Using the material below, copy every line where "telling" appears.

+++ Records supplied

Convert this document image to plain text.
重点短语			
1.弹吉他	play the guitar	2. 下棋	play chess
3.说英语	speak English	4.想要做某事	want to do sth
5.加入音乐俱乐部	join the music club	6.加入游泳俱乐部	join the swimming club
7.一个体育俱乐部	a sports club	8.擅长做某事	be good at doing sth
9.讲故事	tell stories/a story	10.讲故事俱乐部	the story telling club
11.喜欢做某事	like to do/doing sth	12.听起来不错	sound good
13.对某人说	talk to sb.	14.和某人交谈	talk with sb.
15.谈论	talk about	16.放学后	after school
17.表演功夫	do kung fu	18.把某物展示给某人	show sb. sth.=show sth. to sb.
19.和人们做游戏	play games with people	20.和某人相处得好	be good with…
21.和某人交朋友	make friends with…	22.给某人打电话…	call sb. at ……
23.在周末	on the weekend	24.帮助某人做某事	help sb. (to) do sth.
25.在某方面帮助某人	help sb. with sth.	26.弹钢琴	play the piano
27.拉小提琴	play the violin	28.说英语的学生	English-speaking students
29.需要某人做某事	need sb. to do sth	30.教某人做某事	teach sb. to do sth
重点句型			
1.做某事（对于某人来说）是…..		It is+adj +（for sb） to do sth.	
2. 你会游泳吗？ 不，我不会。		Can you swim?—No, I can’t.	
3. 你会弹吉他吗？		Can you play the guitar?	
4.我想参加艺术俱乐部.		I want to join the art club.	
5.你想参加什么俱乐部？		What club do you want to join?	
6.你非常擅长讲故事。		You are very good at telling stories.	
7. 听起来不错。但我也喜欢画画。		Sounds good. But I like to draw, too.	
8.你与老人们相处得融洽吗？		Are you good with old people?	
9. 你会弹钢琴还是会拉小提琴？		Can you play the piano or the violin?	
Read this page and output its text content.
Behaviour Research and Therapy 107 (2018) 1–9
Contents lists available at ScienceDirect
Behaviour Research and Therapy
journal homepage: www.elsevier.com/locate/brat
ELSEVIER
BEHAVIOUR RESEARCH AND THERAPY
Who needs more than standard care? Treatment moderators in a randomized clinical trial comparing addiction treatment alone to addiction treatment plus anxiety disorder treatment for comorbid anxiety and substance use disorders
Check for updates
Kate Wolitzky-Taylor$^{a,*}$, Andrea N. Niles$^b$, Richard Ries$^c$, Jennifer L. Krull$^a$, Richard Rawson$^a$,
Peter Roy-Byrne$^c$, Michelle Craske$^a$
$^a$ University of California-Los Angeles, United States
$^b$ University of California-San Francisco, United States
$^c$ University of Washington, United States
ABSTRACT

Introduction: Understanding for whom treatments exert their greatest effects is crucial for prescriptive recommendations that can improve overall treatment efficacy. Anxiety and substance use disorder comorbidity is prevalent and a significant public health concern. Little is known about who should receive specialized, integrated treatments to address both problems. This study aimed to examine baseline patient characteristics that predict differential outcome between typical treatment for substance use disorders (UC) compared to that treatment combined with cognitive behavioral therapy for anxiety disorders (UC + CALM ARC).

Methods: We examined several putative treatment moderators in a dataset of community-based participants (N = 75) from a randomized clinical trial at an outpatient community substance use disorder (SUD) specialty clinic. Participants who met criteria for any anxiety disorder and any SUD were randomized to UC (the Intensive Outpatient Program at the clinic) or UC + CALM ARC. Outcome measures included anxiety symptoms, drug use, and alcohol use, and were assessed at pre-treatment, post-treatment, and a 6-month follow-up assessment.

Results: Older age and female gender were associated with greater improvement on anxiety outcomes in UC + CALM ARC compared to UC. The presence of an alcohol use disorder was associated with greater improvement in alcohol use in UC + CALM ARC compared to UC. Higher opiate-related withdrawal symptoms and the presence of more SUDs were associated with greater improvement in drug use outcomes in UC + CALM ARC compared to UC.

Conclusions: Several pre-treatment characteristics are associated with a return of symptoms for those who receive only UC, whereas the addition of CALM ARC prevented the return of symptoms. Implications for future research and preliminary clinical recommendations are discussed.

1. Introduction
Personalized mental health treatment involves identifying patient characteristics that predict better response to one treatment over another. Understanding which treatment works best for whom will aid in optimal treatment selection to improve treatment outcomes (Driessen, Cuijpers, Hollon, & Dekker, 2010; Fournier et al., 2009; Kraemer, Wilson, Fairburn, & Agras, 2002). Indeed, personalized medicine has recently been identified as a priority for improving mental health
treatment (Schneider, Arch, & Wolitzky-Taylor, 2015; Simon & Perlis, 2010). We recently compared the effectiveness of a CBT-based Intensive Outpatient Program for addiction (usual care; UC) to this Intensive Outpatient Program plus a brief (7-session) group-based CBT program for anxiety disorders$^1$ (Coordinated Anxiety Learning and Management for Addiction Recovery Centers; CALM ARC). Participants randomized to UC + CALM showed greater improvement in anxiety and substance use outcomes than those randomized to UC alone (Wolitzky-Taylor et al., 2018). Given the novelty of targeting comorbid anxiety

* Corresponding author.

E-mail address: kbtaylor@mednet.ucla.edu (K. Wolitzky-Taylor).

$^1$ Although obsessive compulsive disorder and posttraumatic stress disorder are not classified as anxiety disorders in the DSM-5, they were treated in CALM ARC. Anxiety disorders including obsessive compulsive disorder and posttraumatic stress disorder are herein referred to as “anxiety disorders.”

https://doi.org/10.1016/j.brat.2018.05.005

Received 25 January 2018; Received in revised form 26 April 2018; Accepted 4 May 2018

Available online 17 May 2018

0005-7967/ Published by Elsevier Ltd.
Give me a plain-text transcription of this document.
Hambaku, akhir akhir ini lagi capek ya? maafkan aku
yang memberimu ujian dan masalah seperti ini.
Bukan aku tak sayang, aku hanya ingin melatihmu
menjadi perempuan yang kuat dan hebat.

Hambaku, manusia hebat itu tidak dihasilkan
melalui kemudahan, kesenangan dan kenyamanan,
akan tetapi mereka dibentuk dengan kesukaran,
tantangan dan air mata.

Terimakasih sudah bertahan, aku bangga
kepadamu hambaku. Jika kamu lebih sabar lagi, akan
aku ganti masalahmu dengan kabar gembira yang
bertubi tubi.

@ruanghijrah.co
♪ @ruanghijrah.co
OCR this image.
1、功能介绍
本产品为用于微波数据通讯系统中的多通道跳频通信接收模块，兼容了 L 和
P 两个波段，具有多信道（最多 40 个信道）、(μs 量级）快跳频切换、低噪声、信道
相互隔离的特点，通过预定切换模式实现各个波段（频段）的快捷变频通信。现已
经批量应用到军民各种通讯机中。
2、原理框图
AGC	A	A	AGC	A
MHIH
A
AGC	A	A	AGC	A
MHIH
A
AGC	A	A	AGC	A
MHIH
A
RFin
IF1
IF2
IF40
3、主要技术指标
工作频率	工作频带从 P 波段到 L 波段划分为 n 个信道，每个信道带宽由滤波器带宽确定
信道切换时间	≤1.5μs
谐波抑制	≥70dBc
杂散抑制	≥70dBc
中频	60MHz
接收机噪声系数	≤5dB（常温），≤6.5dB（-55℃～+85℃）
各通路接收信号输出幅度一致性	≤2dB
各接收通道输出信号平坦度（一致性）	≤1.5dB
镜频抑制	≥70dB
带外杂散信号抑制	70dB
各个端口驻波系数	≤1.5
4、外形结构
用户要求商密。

++++++

> Solution to the problem:
9.讲故事	tell stories/a story	10.讲故事俱乐部	the story telling club
6.你非常擅长讲故事。		You are very good at telling stories.	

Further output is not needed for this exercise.